--- Page excerpt ---
John G. Simon’s work as Managing Partner at the firm has resulted in hundreds of millions of...
Alvin Wolff has practiced personal injury law for nearly 40 years. During his tenure, he has handled...
| Published: | October 7, 2025 |
| Podcast: | The Case Doctors |
| Category: | Litigation , News & Current Events |
Special thanks to our sponsor Simon Law Firm.
Christine Byers:
Welcome to the Case Doctors. I’m your host, Christine Byers of Simon Law, and I’m joined by the case doctors, John Simon and Alvin Wolff. Now, between them, they have more than 80 years of experience as plaintiff’s attorneys, so there really isn’t a scenario that they haven’t already encountered on a case and figured out how to handle it or how not to handle it. Now they’re offering you the chance to tell them about the various problems or issues that are coming up in your cases and here how they would handle it. But first, let’s turn to some of the civil cases, making headlines and here what the case doctors have to say about them. We’re going to start with a Massachusetts man has alleged in a lawsuit filed in federal court that Wells Fargo intentionally concealed a trust fund account from him for decades. While he suffered years of financial instability, including homelessness, the client was supposed to start getting benefits from the trust fund when he turned 21 in 1995, but despite years of searching, he only learned where the account was held shortly after his grandmother died more than 25 years later. Again, do you think Wells Fargo has a chance here?
John Simon:
Well, I’m just thinking of all the interest that he’s earned on that money in the last 24 years. He might be in a better financial position today than he otherwise would’ve been.
Alvin Wolfe:
I’d want to know how much was in the corpus of the fund to begin with.
John Simon:
Yeah,
Alvin Wolfe:
Does it tell you that? I mean, if it was 10,000 bucks and he says he’s homeless because of that, I don’t think he’s got a very good case or 20 for that matter, or 30.
Christine Byers:
So it says here, the client’s grandparents first set up the trust fund in the 1970s, initially funding it with $25,000
Alvin Wolfe:
Probably got a decent sum in there. Well, in the eighties and nineties there were paying some pretty good interest.
John Simon:
Yeah, so you know what though? I still say he’s 21 and he’s homeless for the last 20 years. It sounds to me like if he would’ve gotten that money back when he was supposed to get it, probably all would’ve been gone pretty quick. I’m not condoning Wells Fargo’s conduct. I mean, we’re sort of making light of it, but I mean, if they didn’t give it to him, if they didn’t let him know that he had the trust money available, I mean, they’re kind of on the hook, right?
Alvin Wolfe:
Oh, I think so. But it sort of reminds me of the Big Lebowski when Lebowski was talking to Jeff Bridges and said, get a job, sir.
Christine Byers:
So he is now seeking damages under Massachusetts Consumer Protection Laws and the Federal Electronic Fund Transfer Act, as well as for breach of contract, breach of fiduciary duty conversion and unjust enrichment, some more allegations. The defendants also withdrew fees for holding the account, which plaintiff said is a similar practice to what ultimately led to a $3 billion B with a B settlement with regulators in 2020 over the bank’s alleged creation of accounts without customer’s knowledge.
John Simon:
I think 3 billion is a little bit high for him to be thinking about 3 billion in that case. Under those facts, little on the high
Alvin Wolfe:
End might be enough to get him a one bedroom apartment.
--- Excerpted records ---
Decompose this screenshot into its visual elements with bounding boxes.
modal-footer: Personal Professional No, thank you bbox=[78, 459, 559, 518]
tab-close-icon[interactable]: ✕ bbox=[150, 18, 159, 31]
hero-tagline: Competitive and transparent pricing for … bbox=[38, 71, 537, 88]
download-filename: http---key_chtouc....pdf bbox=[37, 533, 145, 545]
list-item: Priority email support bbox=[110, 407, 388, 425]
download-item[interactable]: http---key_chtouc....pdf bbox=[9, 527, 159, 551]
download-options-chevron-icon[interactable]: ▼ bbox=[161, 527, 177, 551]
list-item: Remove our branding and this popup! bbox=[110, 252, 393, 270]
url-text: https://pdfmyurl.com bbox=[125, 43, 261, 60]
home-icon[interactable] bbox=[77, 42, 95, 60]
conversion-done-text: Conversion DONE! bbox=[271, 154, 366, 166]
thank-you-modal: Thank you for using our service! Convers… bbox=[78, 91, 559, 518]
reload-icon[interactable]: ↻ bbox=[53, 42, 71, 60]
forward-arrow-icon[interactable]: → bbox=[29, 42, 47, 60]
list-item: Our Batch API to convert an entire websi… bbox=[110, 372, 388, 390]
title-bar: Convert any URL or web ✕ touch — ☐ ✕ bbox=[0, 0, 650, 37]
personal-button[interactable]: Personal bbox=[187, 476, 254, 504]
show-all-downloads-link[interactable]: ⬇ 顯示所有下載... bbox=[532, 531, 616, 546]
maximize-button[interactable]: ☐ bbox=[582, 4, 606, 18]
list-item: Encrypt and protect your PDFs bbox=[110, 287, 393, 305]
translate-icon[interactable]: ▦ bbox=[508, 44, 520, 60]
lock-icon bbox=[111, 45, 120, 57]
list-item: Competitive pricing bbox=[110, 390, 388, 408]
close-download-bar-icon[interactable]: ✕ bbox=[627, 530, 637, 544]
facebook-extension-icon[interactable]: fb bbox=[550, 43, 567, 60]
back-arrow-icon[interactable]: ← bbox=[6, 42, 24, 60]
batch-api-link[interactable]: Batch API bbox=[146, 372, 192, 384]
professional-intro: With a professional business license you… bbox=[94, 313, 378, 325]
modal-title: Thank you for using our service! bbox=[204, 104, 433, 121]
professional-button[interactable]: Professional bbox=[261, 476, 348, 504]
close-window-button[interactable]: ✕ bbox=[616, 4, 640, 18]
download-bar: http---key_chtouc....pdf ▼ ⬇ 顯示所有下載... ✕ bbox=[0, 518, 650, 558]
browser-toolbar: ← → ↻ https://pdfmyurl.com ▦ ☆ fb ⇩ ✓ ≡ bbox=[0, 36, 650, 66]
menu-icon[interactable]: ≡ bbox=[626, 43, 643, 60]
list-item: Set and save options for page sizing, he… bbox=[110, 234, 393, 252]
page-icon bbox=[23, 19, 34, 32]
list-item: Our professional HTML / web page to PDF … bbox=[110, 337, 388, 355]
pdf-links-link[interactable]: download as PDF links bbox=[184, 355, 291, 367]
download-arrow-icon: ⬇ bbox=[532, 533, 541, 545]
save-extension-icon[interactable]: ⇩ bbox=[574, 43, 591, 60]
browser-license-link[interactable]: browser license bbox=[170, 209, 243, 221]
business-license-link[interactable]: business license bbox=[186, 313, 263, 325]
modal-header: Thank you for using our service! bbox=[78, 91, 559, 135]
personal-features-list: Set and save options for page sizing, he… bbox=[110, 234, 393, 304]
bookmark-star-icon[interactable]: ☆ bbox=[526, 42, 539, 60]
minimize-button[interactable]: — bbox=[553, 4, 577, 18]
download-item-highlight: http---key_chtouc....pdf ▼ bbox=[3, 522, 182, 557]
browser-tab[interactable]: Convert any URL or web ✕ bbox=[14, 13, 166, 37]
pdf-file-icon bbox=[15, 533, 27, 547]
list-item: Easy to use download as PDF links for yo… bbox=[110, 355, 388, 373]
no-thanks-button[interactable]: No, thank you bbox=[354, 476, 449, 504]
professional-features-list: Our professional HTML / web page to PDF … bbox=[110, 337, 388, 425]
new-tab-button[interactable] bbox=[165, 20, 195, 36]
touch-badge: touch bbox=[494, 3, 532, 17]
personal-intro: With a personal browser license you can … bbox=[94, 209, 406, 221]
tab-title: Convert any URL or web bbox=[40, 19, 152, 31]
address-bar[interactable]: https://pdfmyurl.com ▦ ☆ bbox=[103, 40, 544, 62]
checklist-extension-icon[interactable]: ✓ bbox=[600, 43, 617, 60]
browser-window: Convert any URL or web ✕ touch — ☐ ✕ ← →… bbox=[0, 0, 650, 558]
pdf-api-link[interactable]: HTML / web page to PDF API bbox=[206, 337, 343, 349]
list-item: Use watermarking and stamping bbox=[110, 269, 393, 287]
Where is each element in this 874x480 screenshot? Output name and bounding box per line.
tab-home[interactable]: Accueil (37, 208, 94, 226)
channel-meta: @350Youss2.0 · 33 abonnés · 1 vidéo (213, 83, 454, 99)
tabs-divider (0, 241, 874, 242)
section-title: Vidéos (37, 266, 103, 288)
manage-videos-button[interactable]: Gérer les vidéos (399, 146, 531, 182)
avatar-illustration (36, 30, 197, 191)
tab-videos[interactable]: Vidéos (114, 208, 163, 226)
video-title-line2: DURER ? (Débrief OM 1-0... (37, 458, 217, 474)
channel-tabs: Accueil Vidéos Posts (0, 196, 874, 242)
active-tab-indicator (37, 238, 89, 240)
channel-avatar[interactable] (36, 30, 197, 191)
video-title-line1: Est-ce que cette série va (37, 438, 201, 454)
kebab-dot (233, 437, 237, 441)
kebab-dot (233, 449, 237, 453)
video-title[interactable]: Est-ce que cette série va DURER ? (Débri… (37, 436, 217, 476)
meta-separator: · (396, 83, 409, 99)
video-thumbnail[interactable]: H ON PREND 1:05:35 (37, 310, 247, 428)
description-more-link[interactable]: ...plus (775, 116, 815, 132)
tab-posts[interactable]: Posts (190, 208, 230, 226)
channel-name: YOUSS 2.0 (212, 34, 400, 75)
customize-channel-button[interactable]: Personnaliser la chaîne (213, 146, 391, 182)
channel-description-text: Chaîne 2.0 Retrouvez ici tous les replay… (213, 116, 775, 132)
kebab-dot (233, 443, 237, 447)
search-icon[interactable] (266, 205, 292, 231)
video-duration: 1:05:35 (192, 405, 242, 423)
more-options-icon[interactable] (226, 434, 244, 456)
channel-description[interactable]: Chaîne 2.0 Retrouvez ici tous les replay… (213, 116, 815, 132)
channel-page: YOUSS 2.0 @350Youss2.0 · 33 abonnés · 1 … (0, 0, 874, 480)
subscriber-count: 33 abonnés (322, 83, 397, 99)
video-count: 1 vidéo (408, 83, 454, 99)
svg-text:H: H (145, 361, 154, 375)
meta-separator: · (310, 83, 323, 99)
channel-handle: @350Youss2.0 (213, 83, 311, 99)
---
**Tasks to perform**
**1.** Translate this sentence from the podcast transcript into Spanish: "I’d want to know how much was in the corpus of the fund to begin with."
**2.** Continue the podcast transcript from the point where it stops.
The records have no connection to the podcast transcript.

**Expected results**
**1.** Me gustaría saber cuánto había en el capital del fondo desde un principio.

**2.**
Christine Byers:
Another hot topic we have is the Google LLC and its YouTube subsidiary saying they have reached a settlement to resolve a long running proposed class action, accusing them of illegally collecting children’s data to generate targeted advertising after a California federal judge refused to release the companies from the dispute. Earlier this year, in the joint notice filed Friday, the parties informed the court that they had agreed to a class-wide settlement in principle to resolve the litigation being pressed on behalf of a group of children under 13 who have watched videos on YouTube and accused the video sharing platform and its parent of privacy and state consumer protection law violations through misappropriation of their data without parental consent.
John Simon:
I think that’s terrible, and I think they should get whacked. They’re using data from minors, they’re enticing the minors into the online to watch what they’re putting out there, and then they’re taking that data of who’s watching it, the kids, the minors, and then either selling that or using that in some other manner.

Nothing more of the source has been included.